### Énoncé écrit 1
Modifiez les lignes des enregistrements comprises entre celle qui contient « List each element » et celle qui contient « x-tick-label: −5 <box>548 392 570 410</box> », toutes deux incluses. Remplacez « fit-curve » par « fitted-curve » et laissez tout le reste inchangé.

Un jour Monsieur Boulant est mort.
Ça m’a fait de la peine car j’aimais bien Monsieur Boulant.
Il avait été « chef » dans une entreprise, « chef comptable » je crois.
Il en avait été poussé dehors car son métier s’accommodait mal d’une consommation excessive de vin.
Monsieur Boulant était notre voisin de palier et m’avait fait entrer chez lui un après-midi.
Oh, n’y voyez rien de risqué, c’est simplement que sa porte était ouverte car il était « occupé à « mi-étage ».
Que je vous dise, lectrices chéries, dans notre immeuble, il y avait souvent des clefs sur les portes et des portes ouvertes pour raison simple : Le « confort » était à mi-étage.
Trois appartements par étage, chacun mesurant environ vingt-cinq mètres carrés, soit un « lieu d’aisance » pour six appartements.
Ça me paraissait largement suffisant puisque l’école maternelle n’en offrait pas autant…
Monsieur Boulant, cet après-midi était donc « à mi-étage », j’ai regardé depuis la porte ouverte comment était sa maison.
On voyait, face à la porte, sa cuisine qui, comme chez nous était une sorte de boyau sombre à peine éclairé par une petite fenêtre au-dessus de l’évier et meublé d’un placard accroché au mur et d’une cuisinière à gaz « presque blanche ».

### Données fournies
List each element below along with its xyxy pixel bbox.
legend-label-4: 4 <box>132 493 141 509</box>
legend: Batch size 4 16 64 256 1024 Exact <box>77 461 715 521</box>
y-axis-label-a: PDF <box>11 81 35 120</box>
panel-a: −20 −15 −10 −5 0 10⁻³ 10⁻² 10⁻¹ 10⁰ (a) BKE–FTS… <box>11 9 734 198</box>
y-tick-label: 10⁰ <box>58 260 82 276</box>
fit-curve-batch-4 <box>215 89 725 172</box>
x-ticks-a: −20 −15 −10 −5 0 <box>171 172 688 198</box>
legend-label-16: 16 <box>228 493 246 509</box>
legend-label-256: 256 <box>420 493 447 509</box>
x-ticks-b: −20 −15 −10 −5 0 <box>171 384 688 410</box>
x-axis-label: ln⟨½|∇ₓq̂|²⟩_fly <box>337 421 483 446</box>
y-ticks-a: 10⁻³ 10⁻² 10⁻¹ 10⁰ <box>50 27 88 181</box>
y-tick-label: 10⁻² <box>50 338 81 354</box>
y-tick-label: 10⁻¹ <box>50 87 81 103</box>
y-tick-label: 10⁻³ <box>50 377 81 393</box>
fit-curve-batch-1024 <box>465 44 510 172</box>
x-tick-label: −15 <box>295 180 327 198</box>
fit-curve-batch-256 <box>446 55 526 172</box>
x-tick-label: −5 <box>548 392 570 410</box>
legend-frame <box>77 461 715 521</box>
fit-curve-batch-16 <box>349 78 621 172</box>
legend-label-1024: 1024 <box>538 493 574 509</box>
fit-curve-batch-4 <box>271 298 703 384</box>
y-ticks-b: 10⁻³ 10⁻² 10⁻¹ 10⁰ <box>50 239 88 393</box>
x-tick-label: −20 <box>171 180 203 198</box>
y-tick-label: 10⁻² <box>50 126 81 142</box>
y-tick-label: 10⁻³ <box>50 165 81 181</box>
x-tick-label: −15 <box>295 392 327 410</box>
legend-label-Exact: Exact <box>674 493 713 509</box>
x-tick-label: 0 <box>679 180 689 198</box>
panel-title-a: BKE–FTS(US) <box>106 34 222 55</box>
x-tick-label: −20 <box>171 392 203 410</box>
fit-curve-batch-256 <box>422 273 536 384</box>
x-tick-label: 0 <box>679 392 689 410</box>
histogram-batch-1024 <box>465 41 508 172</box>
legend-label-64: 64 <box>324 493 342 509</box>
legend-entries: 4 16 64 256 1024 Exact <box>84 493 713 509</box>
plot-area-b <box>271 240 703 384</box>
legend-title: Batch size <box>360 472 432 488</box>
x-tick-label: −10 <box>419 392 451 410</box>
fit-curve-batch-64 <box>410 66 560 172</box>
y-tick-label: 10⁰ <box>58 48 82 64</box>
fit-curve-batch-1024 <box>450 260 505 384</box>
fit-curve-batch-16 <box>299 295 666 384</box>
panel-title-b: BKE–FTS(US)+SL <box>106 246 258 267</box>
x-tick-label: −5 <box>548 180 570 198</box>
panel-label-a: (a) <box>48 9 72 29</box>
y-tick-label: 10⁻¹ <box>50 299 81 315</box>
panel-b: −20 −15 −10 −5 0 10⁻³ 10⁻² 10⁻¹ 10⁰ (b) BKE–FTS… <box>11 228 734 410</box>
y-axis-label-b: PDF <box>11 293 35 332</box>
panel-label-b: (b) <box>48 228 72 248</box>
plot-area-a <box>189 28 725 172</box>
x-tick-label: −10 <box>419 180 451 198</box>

...

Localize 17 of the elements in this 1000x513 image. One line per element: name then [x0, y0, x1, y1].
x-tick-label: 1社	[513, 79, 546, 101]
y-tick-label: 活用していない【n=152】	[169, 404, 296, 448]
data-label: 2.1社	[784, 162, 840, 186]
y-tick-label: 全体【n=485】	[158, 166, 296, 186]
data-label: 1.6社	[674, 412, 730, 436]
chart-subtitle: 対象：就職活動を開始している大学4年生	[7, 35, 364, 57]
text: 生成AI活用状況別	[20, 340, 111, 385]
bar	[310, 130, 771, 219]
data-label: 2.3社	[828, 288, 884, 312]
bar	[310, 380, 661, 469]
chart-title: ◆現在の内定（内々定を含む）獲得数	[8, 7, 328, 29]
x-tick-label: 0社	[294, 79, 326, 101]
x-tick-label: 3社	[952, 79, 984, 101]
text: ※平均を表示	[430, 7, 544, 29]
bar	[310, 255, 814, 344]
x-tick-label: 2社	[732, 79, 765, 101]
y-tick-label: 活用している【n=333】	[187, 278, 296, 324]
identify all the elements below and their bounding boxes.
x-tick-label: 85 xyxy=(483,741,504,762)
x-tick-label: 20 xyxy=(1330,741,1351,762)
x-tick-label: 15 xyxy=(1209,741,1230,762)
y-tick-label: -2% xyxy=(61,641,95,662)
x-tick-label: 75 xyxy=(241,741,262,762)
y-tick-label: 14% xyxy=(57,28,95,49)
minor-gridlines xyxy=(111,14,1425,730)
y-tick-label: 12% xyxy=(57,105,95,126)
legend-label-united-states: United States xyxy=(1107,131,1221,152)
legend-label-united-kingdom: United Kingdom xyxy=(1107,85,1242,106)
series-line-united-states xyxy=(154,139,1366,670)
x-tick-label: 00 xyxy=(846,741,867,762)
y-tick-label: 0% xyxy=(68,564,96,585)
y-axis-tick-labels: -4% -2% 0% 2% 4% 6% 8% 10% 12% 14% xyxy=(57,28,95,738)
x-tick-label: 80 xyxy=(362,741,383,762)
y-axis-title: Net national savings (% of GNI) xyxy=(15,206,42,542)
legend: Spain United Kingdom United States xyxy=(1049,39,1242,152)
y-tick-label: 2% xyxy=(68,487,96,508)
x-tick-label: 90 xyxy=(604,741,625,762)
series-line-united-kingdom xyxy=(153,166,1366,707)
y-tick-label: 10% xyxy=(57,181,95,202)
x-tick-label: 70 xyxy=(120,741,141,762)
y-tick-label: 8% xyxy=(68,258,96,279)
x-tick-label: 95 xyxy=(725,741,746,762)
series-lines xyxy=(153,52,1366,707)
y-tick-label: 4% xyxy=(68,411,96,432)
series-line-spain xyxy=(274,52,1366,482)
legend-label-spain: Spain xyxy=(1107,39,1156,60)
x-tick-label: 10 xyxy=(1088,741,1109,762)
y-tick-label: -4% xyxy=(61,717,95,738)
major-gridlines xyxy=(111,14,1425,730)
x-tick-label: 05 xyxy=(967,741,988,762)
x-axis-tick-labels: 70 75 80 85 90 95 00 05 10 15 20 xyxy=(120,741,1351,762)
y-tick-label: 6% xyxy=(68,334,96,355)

### Énoncé écrit 2
Reprenez, s'il vous plaît, le récit consacré à Monsieur Boulant à la suite de sa dernière phrase.

### Réponse finale 1
List each element below along with its xyxy pixel bbox.
legend-label-4: 4 <box>132 493 141 509</box>
legend: Batch size 4 16 64 256 1024 Exact <box>77 461 715 521</box>
y-axis-label-a: PDF <box>11 81 35 120</box>
panel-a: −20 −15 −10 −5 0 10⁻³ 10⁻² 10⁻¹ 10⁰ (a) BKE–FTS… <box>11 9 734 198</box>
y-tick-label: 10⁰ <box>58 260 82 276</box>
fitted-curve-batch-4 <box>215 89 725 172</box>
x-ticks-a: −20 −15 −10 −5 0 <box>171 172 688 198</box>
legend-label-16: 16 <box>228 493 246 509</box>
legend-label-256: 256 <box>420 493 447 509</box>
x-ticks-b: −20 −15 −10 −5 0 <box>171 384 688 410</box>
x-axis-label: ln⟨½|∇ₓq̂|²⟩_fly <box>337 421 483 446</box>
y-ticks-a: 10⁻³ 10⁻² 10⁻¹ 10⁰ <box>50 27 88 181</box>
y-tick-label: 10⁻² <box>50 338 81 354</box>
y-tick-label: 10⁻¹ <box>50 87 81 103</box>
y-tick-label: 10⁻³ <box>50 377 81 393</box>
fitted-curve-batch-1024 <box>465 44 510 172</box>
x-tick-label: −15 <box>295 180 327 198</box>
fitted-curve-batch-256 <box>446 55 526 172</box>
x-tick-label: −5 <box>548 392 570 410</box>

### Réponse finale 2
En tournant la tête, j’ai vu un salon qui me parut luxueux avec ses deux fauteuils de cuir et un buffet plein de sculptures, un peu comme  celui de ma grand-mère.
J’ai entendu la chasse d’eau alors je me suis reculé sur le palier.
Monsieur Boulant est arrivé d’un pas pesant, soufflant difficilement.
Il m’a souri de ses dents jaunies et m’a dit « Alors mon garçon ? Tu veux voir comment c’est chez moi ? »
Il m’a fait entrer et j’ai trouvé que chez lui il y avait de la place.
Puis je suis sorti tandis qu’il allait à la cuisine se servir du vin dans un verre comme celui de la cantine.
Comme disait ma mère « Lemmy ! Monsieur Boulant boit ! »
Mon père, lui disait « Ma poule, je ne suis pas une boule en bois ! » et elle haussait les épaules en levant les yeux au ciel.
Mais c’était vrai que Monsieur Boulant buvait.
Il y avait des matins où, quand ma grande sœur partait à l’école, elle ouvrait la porte et criait « Maman ! Le père Boulant a encore « dég…vomi sur le paillasson ! »
Il n’empêche que « le père Boulant » m’a donné un jour les quelques francs qui manquaient pour acheter un vieux machin aux Puces du Marché Malik.
Il était gentil Monsieur Boulant.
C’est peut-être pour ça qu’il buvait beaucoup de vin.
C’est du moins ce que disait mon père.
Ma mère était moins indulgente.
Un jour, la porte de Monsieur Boulant est restée ouverte trop longtemps.
Ma mère a dit à mon père « Quand même, Lemmy, c’est ouvert depuis hier soir, tu devrais aller voir. »
Mon père est allé voir, il est revenu à la maison et a dit « Empêche les enfants d’aller voir, je descend téléphoner aux flics, le père Boulant est mort… »
Des gens sont venus, bruyants, j’ai entendu des craquements et ils l’ont emmené dans un grand cercueil de bois peint en ce « marronnasse » des couloirs de commissariat de l’époque.
J’y pense encore parfois, « au père Boulant ».
Il avait un gros manteau comme on en voit aujourd’hui dans les films sur « l’Occupation », de ces gros manteaux de laine, lourds, épais et rêches.
Il était gentil Monsieur Boulant.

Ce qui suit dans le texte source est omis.